#### TASK OBJECTIVE:
Using the data below, gather each line that includes the word "icon".

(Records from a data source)
----

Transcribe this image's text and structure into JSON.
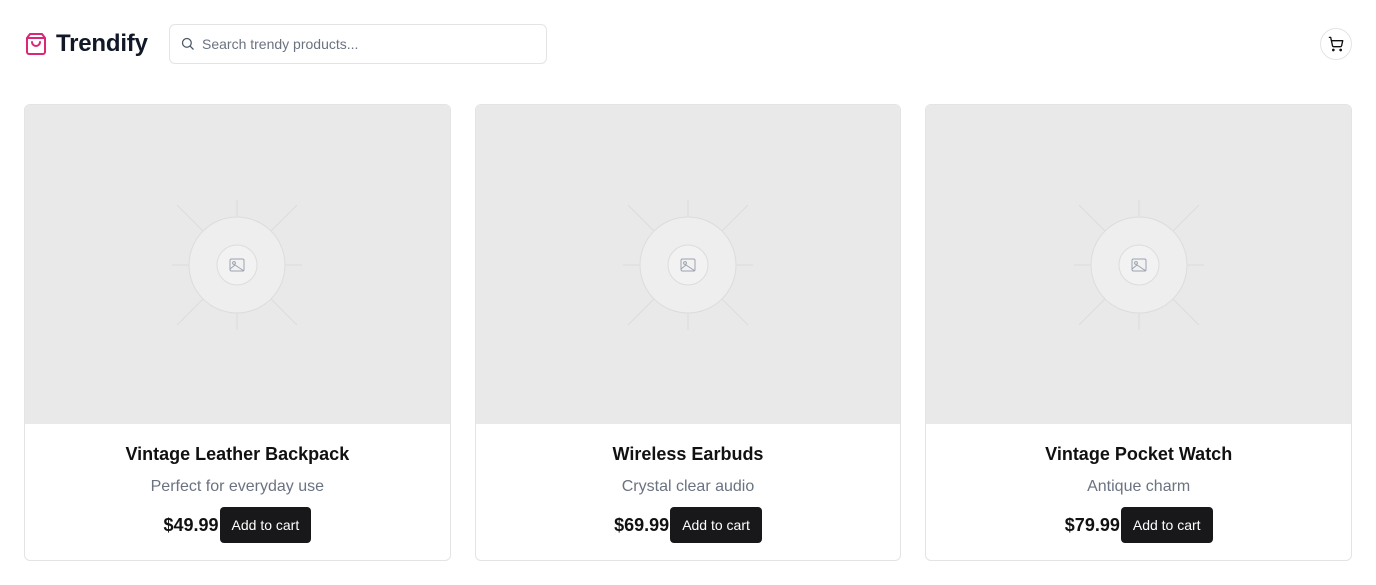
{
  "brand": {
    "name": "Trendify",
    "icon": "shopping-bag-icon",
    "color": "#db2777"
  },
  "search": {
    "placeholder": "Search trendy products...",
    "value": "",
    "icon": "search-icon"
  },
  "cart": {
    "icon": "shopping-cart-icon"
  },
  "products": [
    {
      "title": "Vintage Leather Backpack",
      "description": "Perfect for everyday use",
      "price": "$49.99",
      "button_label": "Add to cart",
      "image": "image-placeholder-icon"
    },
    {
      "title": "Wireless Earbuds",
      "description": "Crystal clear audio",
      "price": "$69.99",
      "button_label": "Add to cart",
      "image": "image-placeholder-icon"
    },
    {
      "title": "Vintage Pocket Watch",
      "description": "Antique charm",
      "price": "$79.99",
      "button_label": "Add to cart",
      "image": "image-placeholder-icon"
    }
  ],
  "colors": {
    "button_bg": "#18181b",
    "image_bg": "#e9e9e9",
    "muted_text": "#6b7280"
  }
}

----

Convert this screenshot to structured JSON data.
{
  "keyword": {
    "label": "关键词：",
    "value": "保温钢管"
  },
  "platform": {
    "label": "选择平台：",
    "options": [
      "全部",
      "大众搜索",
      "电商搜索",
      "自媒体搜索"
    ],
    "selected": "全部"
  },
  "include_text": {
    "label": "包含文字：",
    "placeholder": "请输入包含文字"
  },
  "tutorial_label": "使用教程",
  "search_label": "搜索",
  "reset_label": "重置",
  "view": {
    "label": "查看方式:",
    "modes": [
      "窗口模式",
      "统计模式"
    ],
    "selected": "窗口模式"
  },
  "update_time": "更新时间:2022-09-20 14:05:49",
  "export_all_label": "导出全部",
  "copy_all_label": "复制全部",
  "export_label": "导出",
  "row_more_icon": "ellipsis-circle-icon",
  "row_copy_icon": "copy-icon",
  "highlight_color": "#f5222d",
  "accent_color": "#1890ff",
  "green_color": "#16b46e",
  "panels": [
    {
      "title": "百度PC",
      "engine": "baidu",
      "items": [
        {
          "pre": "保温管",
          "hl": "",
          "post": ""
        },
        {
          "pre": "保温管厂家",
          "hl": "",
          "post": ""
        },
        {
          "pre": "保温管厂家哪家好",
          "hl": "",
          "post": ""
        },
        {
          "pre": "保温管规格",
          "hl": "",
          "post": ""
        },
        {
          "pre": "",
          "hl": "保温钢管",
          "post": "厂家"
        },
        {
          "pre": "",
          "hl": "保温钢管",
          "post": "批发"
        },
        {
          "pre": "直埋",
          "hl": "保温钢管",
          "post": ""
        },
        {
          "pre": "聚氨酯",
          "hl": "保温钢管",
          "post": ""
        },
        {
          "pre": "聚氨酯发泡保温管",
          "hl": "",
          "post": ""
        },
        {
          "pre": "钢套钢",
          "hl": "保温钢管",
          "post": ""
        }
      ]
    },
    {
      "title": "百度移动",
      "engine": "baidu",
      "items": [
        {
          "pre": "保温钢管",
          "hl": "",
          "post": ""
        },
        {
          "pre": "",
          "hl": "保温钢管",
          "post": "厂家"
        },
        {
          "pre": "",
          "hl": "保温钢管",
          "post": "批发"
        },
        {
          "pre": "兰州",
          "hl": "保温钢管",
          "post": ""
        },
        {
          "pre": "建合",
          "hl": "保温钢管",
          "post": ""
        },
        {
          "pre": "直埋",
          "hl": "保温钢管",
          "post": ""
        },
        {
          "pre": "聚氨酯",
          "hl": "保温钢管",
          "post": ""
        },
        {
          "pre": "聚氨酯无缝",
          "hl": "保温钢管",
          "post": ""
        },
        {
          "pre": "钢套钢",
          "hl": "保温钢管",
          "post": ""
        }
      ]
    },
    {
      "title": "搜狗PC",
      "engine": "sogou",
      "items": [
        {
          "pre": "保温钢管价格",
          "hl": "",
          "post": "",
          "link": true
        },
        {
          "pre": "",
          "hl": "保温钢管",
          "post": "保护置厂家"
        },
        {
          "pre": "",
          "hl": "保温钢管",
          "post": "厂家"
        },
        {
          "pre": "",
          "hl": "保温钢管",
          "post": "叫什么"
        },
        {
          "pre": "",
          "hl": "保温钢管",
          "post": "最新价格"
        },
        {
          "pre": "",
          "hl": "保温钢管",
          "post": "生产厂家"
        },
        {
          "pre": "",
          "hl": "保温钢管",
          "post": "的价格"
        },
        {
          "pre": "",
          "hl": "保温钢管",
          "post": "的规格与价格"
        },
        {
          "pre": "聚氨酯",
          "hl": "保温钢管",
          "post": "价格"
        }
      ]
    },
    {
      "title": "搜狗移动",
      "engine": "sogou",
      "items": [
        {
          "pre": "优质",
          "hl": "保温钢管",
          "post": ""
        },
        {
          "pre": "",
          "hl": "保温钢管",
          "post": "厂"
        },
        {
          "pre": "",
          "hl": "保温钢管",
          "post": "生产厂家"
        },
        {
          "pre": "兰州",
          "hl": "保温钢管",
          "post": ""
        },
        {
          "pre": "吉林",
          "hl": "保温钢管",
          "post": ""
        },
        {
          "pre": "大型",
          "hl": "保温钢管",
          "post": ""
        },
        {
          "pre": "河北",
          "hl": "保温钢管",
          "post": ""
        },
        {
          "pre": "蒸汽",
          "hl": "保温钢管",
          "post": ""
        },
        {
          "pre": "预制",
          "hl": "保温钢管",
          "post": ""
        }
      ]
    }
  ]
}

----

#### RESPONSE TO THIS TASK:
    "icon": "shopping-bag-icon",
    "icon": "search-icon"
    "icon": "shopping-cart-icon"
      "image": "image-placeholder-icon"
      "image": "image-placeholder-icon"
      "image": "image-placeholder-icon"
  "row_more_icon": "ellipsis-circle-icon",
  "row_copy_icon": "copy-icon",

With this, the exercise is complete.